Objective: Write out the entire listing below exactly, with the pictures left out.

Data supplied:
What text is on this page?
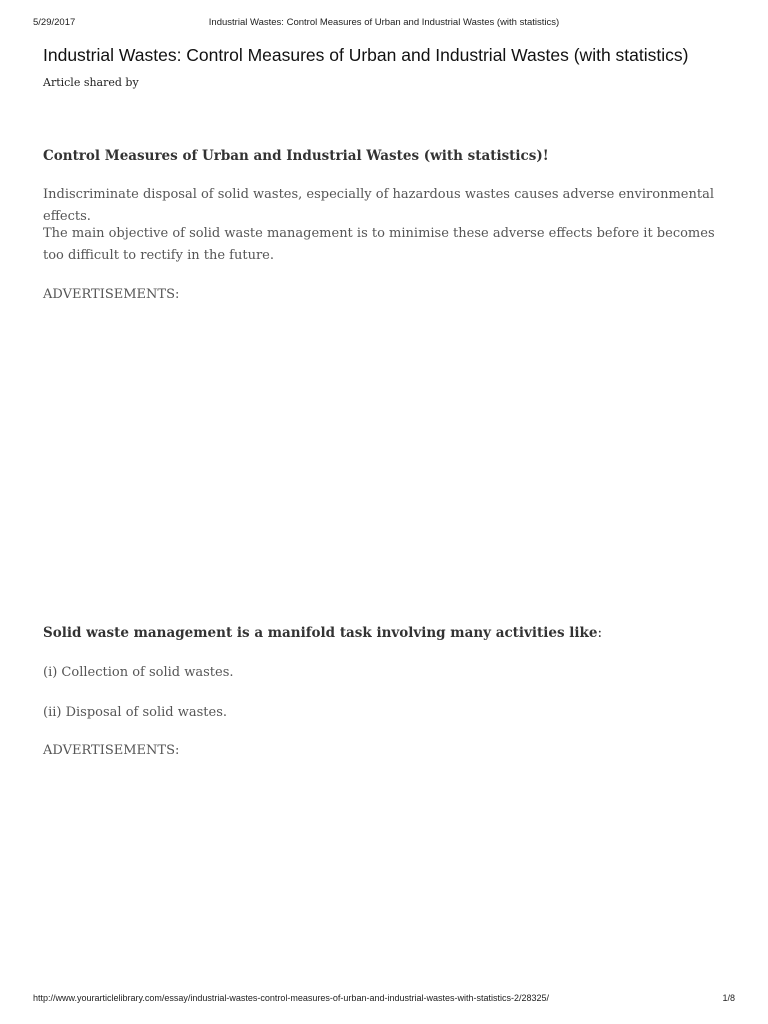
5/29/2017	Industrial Wastes: Control Measures of Urban and Industrial Wastes (with statistics)
Industrial Wastes: Control Measures of Urban and Industrial Wastes (with statistics)
Article shared by

Control Measures of Urban and Industrial Wastes (with statistics)!

Indiscriminate disposal of solid wastes, especially of hazardous wastes causes adverse environmental effects.

The main objective of solid waste management is to minimise these adverse effects before it becomes too difficult to rectify in the future.

ADVERTISEMENTS:

Solid waste management is a manifold task involving many activities like:

(i) Collection of solid wastes.

(ii) Disposal of solid wastes.

ADVERTISEMENTS:

http://www.yourarticlelibrary.com/essay/industrial-wastes-control-measures-of-urban-and-industrial-wastes-with-statistics-2/28325/	1/8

Answer in full:
What text is on this page?
5/29/2017	Industrial Wastes: Control Measures of Urban and Industrial Wastes (with statistics)
Industrial Wastes: Control Measures of Urban and Industrial Wastes (with statistics)
Article shared by

Control Measures of Urban and Industrial Wastes (with statistics)!

Indiscriminate disposal of solid wastes, especially of hazardous wastes causes adverse environmental effects.

The main objective of solid waste management is to minimise these adverse effects before it becomes too difficult to rectify in the future.

ADVERTISEMENTS:

Solid waste management is a manifold task involving many activities like:

(i) Collection of solid wastes.

(ii) Disposal of solid wastes.

ADVERTISEMENTS:

http://www.yourarticlelibrary.com/essay/industrial-wastes-control-measures-of-urban-and-industrial-wastes-with-statistics-2/28325/	1/8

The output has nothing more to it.